Data entries for graphics
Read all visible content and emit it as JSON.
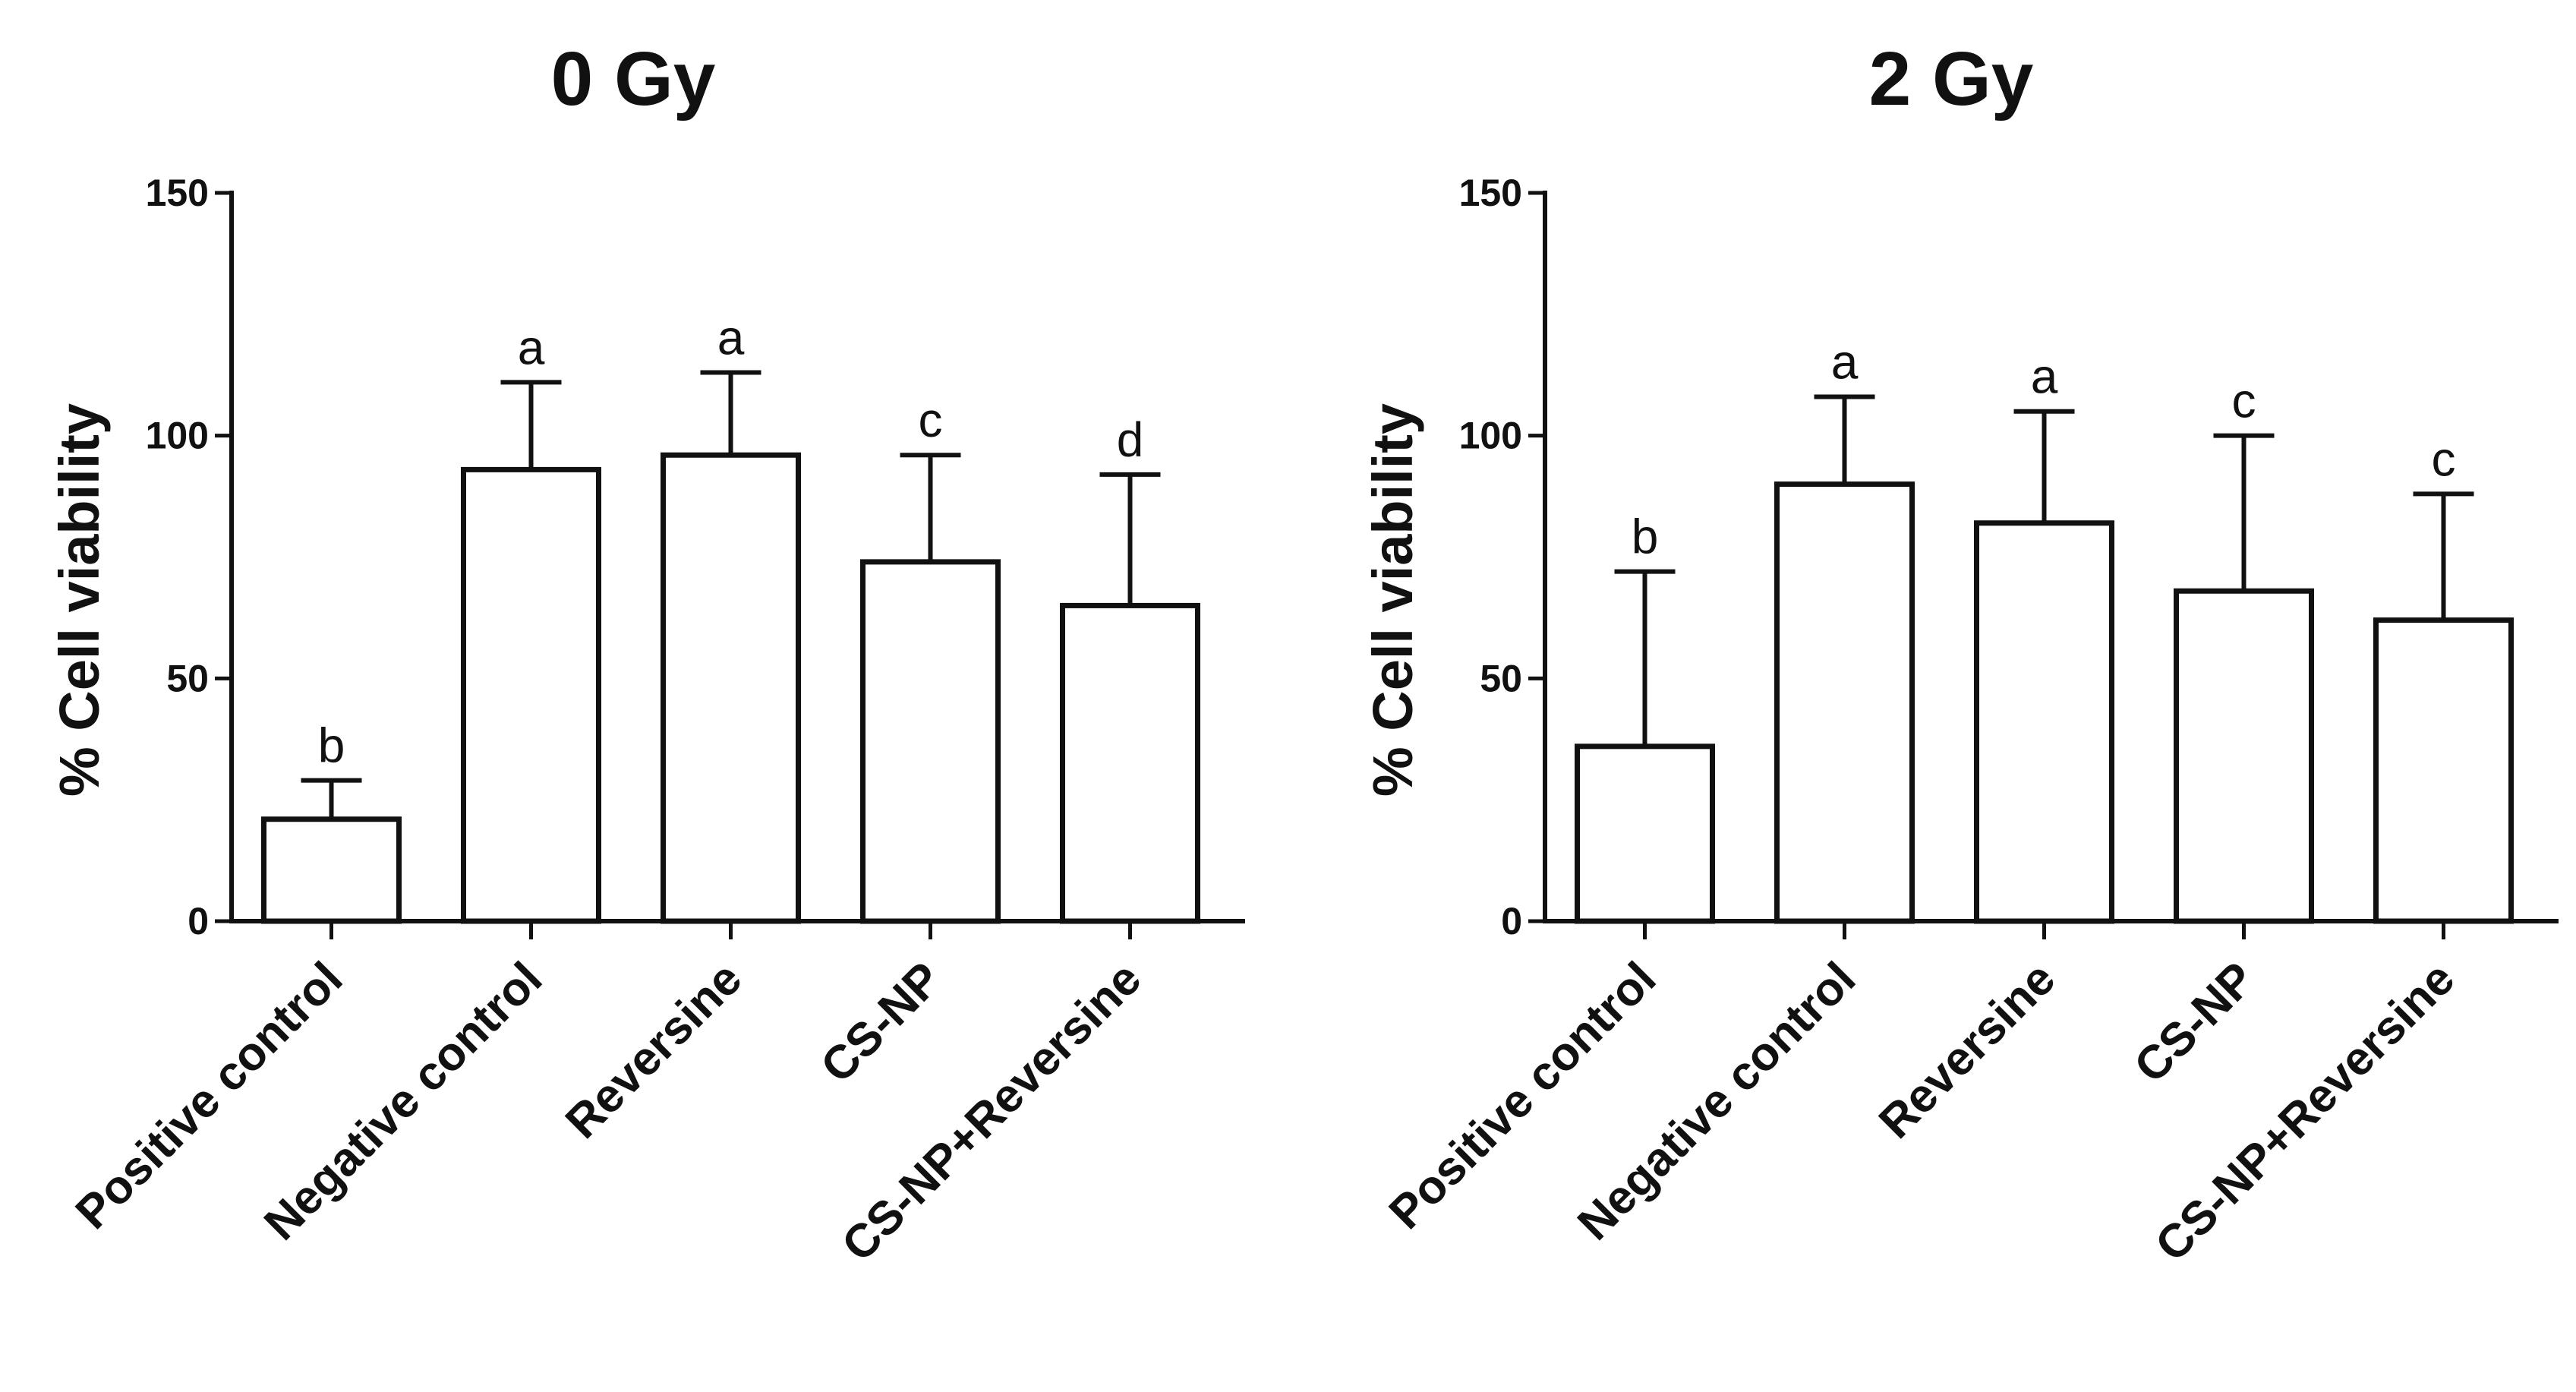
{
  "chart_data": [
    {
      "type": "bar",
      "title": "0 Gy",
      "xlabel": "",
      "ylabel": "% Cell viability",
      "ylim": [
        0,
        150
      ],
      "yticks": [
        0,
        50,
        100,
        150
      ],
      "categories": [
        "Positive control",
        "Negative control",
        "Reversine",
        "CS-NP",
        "CS-NP+Reversine"
      ],
      "values": [
        21,
        93,
        96,
        74,
        65
      ],
      "error_upper": [
        29,
        111,
        113,
        96,
        92
      ],
      "significance": [
        "b",
        "a",
        "a",
        "c",
        "d"
      ],
      "grid": false
    },
    {
      "type": "bar",
      "title": "2 Gy",
      "xlabel": "",
      "ylabel": "% Cell viability",
      "ylim": [
        0,
        150
      ],
      "yticks": [
        0,
        50,
        100,
        150
      ],
      "categories": [
        "Positive control",
        "Negative control",
        "Reversine",
        "CS-NP",
        "CS-NP+Reversine"
      ],
      "values": [
        36,
        90,
        82,
        68,
        62
      ],
      "error_upper": [
        72,
        108,
        105,
        100,
        88
      ],
      "significance": [
        "b",
        "a",
        "a",
        "c",
        "c"
      ],
      "grid": false
    }
  ]
}
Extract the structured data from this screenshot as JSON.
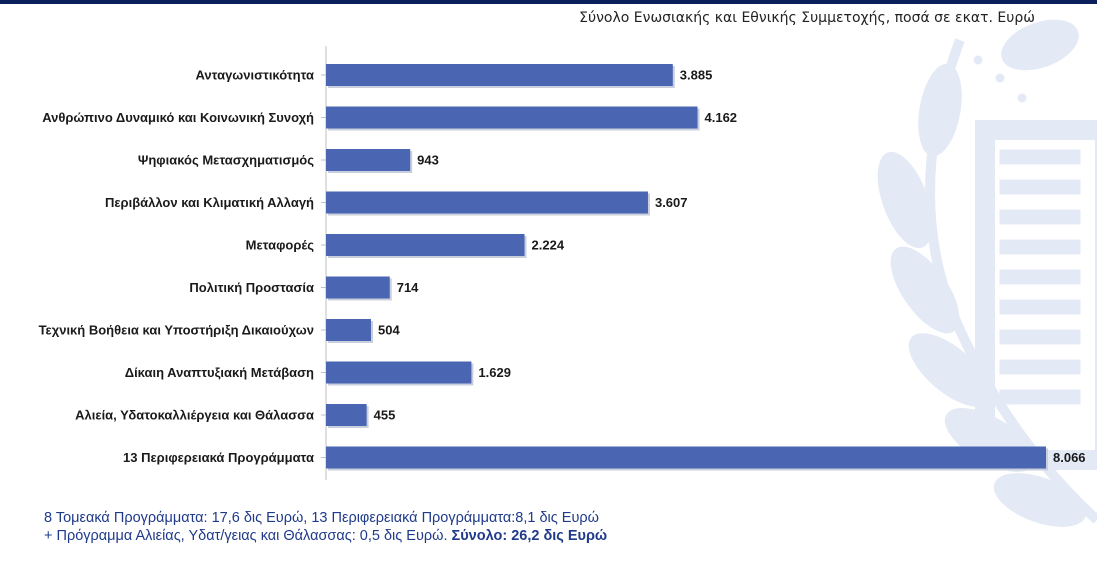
{
  "subtitle": "Σύνολο Ενωσιακής και Εθνικής Συμμετοχής, ποσά σε εκατ. Ευρώ",
  "chart_data": {
    "type": "bar",
    "orientation": "horizontal",
    "categories": [
      "Ανταγωνιστικότητα",
      "Ανθρώπινο Δυναμικό και Κοινωνική Συνοχή",
      "Ψηφιακός Μετασχηματισμός",
      "Περιβάλλον και Κλιματική Αλλαγή",
      "Μεταφορές",
      "Πολιτική Προστασία",
      "Τεχνική Βοήθεια και Υποστήριξη Δικαιούχων",
      "Δίκαιη Αναπτυξιακή Μετάβαση",
      "Αλιεία, Υδατοκαλλιέργεια και Θάλασσα",
      "13 Περιφερειακά Προγράμματα"
    ],
    "values": [
      3885,
      4162,
      943,
      3607,
      2224,
      714,
      504,
      1629,
      455,
      8066
    ],
    "data_labels": [
      "3.885",
      "4.162",
      "943",
      "3.607",
      "2.224",
      "714",
      "504",
      "1.629",
      "455",
      "8.066"
    ],
    "xlim": [
      0,
      8066
    ],
    "bar_color": "#4a66b3",
    "grid": false,
    "legend": "none"
  },
  "footnote": {
    "line1": "8 Τομεακά Προγράμματα: 17,6 δις Ευρώ, 13 Περιφερειακά Προγράμματα:8,1 δις Ευρώ",
    "line2": "+ Πρόγραμμα Αλιείας, Υδατ/γειας και Θάλασσας: 0,5 δις Ευρώ. ",
    "line2_bold": "Σύνολο: 26,2 δις Ευρώ"
  },
  "colors": {
    "header_bar": "#0b1f5c",
    "footnote_text": "#1f3a8a",
    "emblem": "#dde6f4"
  }
}
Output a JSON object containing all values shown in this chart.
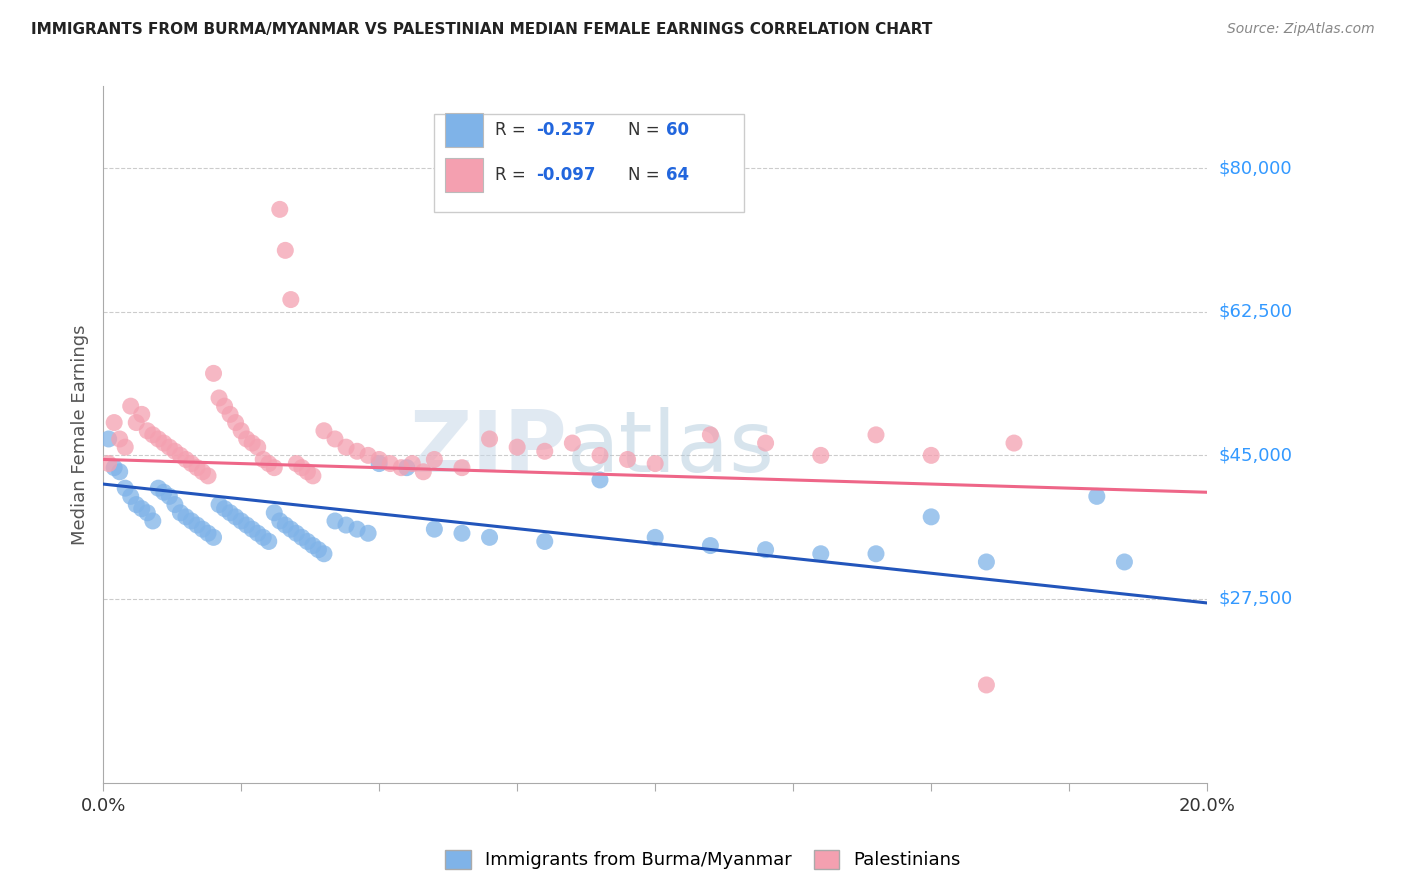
{
  "title": "IMMIGRANTS FROM BURMA/MYANMAR VS PALESTINIAN MEDIAN FEMALE EARNINGS CORRELATION CHART",
  "source": "Source: ZipAtlas.com",
  "ylabel": "Median Female Earnings",
  "xmin": 0.0,
  "xmax": 0.2,
  "ymin": 5000,
  "ymax": 90000,
  "watermark": "ZIPatlas",
  "blue_color": "#7FB3E8",
  "pink_color": "#F4A0B0",
  "blue_line_color": "#2255BB",
  "pink_line_color": "#EE6688",
  "blue_scatter": [
    [
      0.001,
      47000
    ],
    [
      0.002,
      43500
    ],
    [
      0.003,
      43000
    ],
    [
      0.004,
      41000
    ],
    [
      0.005,
      40000
    ],
    [
      0.006,
      39000
    ],
    [
      0.007,
      38500
    ],
    [
      0.008,
      38000
    ],
    [
      0.009,
      37000
    ],
    [
      0.01,
      41000
    ],
    [
      0.011,
      40500
    ],
    [
      0.012,
      40000
    ],
    [
      0.013,
      39000
    ],
    [
      0.014,
      38000
    ],
    [
      0.015,
      37500
    ],
    [
      0.016,
      37000
    ],
    [
      0.017,
      36500
    ],
    [
      0.018,
      36000
    ],
    [
      0.019,
      35500
    ],
    [
      0.02,
      35000
    ],
    [
      0.021,
      39000
    ],
    [
      0.022,
      38500
    ],
    [
      0.023,
      38000
    ],
    [
      0.024,
      37500
    ],
    [
      0.025,
      37000
    ],
    [
      0.026,
      36500
    ],
    [
      0.027,
      36000
    ],
    [
      0.028,
      35500
    ],
    [
      0.029,
      35000
    ],
    [
      0.03,
      34500
    ],
    [
      0.031,
      38000
    ],
    [
      0.032,
      37000
    ],
    [
      0.033,
      36500
    ],
    [
      0.034,
      36000
    ],
    [
      0.035,
      35500
    ],
    [
      0.036,
      35000
    ],
    [
      0.037,
      34500
    ],
    [
      0.038,
      34000
    ],
    [
      0.039,
      33500
    ],
    [
      0.04,
      33000
    ],
    [
      0.042,
      37000
    ],
    [
      0.044,
      36500
    ],
    [
      0.046,
      36000
    ],
    [
      0.048,
      35500
    ],
    [
      0.05,
      44000
    ],
    [
      0.055,
      43500
    ],
    [
      0.06,
      36000
    ],
    [
      0.065,
      35500
    ],
    [
      0.07,
      35000
    ],
    [
      0.08,
      34500
    ],
    [
      0.09,
      42000
    ],
    [
      0.1,
      35000
    ],
    [
      0.11,
      34000
    ],
    [
      0.12,
      33500
    ],
    [
      0.13,
      33000
    ],
    [
      0.14,
      33000
    ],
    [
      0.15,
      37500
    ],
    [
      0.16,
      32000
    ],
    [
      0.18,
      40000
    ],
    [
      0.185,
      32000
    ]
  ],
  "pink_scatter": [
    [
      0.001,
      44000
    ],
    [
      0.002,
      49000
    ],
    [
      0.003,
      47000
    ],
    [
      0.004,
      46000
    ],
    [
      0.005,
      51000
    ],
    [
      0.006,
      49000
    ],
    [
      0.007,
      50000
    ],
    [
      0.008,
      48000
    ],
    [
      0.009,
      47500
    ],
    [
      0.01,
      47000
    ],
    [
      0.011,
      46500
    ],
    [
      0.012,
      46000
    ],
    [
      0.013,
      45500
    ],
    [
      0.014,
      45000
    ],
    [
      0.015,
      44500
    ],
    [
      0.016,
      44000
    ],
    [
      0.017,
      43500
    ],
    [
      0.018,
      43000
    ],
    [
      0.019,
      42500
    ],
    [
      0.02,
      55000
    ],
    [
      0.021,
      52000
    ],
    [
      0.022,
      51000
    ],
    [
      0.023,
      50000
    ],
    [
      0.024,
      49000
    ],
    [
      0.025,
      48000
    ],
    [
      0.026,
      47000
    ],
    [
      0.027,
      46500
    ],
    [
      0.028,
      46000
    ],
    [
      0.029,
      44500
    ],
    [
      0.03,
      44000
    ],
    [
      0.031,
      43500
    ],
    [
      0.032,
      75000
    ],
    [
      0.033,
      70000
    ],
    [
      0.034,
      64000
    ],
    [
      0.035,
      44000
    ],
    [
      0.036,
      43500
    ],
    [
      0.037,
      43000
    ],
    [
      0.038,
      42500
    ],
    [
      0.04,
      48000
    ],
    [
      0.042,
      47000
    ],
    [
      0.044,
      46000
    ],
    [
      0.046,
      45500
    ],
    [
      0.048,
      45000
    ],
    [
      0.05,
      44500
    ],
    [
      0.052,
      44000
    ],
    [
      0.054,
      43500
    ],
    [
      0.056,
      44000
    ],
    [
      0.058,
      43000
    ],
    [
      0.06,
      44500
    ],
    [
      0.065,
      43500
    ],
    [
      0.07,
      47000
    ],
    [
      0.075,
      46000
    ],
    [
      0.08,
      45500
    ],
    [
      0.085,
      46500
    ],
    [
      0.09,
      45000
    ],
    [
      0.095,
      44500
    ],
    [
      0.1,
      44000
    ],
    [
      0.11,
      47500
    ],
    [
      0.12,
      46500
    ],
    [
      0.13,
      45000
    ],
    [
      0.14,
      47500
    ],
    [
      0.15,
      45000
    ],
    [
      0.16,
      17000
    ],
    [
      0.165,
      46500
    ]
  ],
  "blue_trendline": [
    [
      0.0,
      41500
    ],
    [
      0.2,
      27000
    ]
  ],
  "pink_trendline": [
    [
      0.0,
      44500
    ],
    [
      0.2,
      40500
    ]
  ],
  "background_color": "#FFFFFF",
  "grid_color": "#CCCCCC",
  "title_color": "#222222",
  "axis_label_color": "#555555",
  "ytick_color": "#3399FF",
  "xtick_color": "#333333",
  "ytick_values": [
    27500,
    45000,
    62500,
    80000
  ],
  "ytick_labels": [
    "$27,500",
    "$45,000",
    "$62,500",
    "$80,000"
  ],
  "xtick_values": [
    0.0,
    0.025,
    0.05,
    0.075,
    0.1,
    0.125,
    0.15,
    0.175,
    0.2
  ],
  "legend_items": [
    {
      "color": "#7FB3E8",
      "R": "-0.257",
      "N": "60"
    },
    {
      "color": "#F4A0B0",
      "R": "-0.097",
      "N": "64"
    }
  ]
}
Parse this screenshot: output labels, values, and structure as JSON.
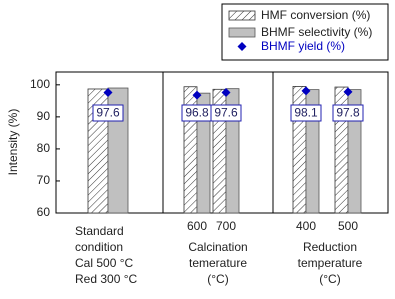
{
  "chart_data": {
    "type": "bar",
    "y_label": "Intensity (%)",
    "categories": [
      null,
      "600",
      "700",
      "400",
      "500"
    ],
    "group_labels": [
      [
        "Standard",
        "condition",
        "Cal 500 °C",
        "Red 300 °C"
      ],
      [
        "Calcination",
        "temerature",
        "(°C)"
      ],
      [
        "Reduction",
        "temperature",
        "(°C)"
      ]
    ],
    "series": [
      {
        "name": "HMF conversion (%)",
        "color": "#ffffff",
        "values": [
          98.7,
          99.4,
          98.6,
          99.5,
          99.3
        ]
      },
      {
        "name": "BHMF selectivity (%)",
        "color": "#c0c0c0",
        "values": [
          99.0,
          97.4,
          98.8,
          98.5,
          98.5
        ]
      },
      {
        "name": "BHMF yield (%)",
        "color": "#0000c0",
        "values": [
          97.6,
          96.8,
          97.6,
          98.1,
          97.8
        ]
      }
    ],
    "ylim": [
      60,
      104
    ],
    "yticks": [
      60,
      70,
      80,
      90,
      100
    ]
  }
}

Problem description
Which lines contain "BHMF"? Show each of them.

Written response
        "name": "BHMF selectivity (%)",
        "name": "BHMF yield (%)",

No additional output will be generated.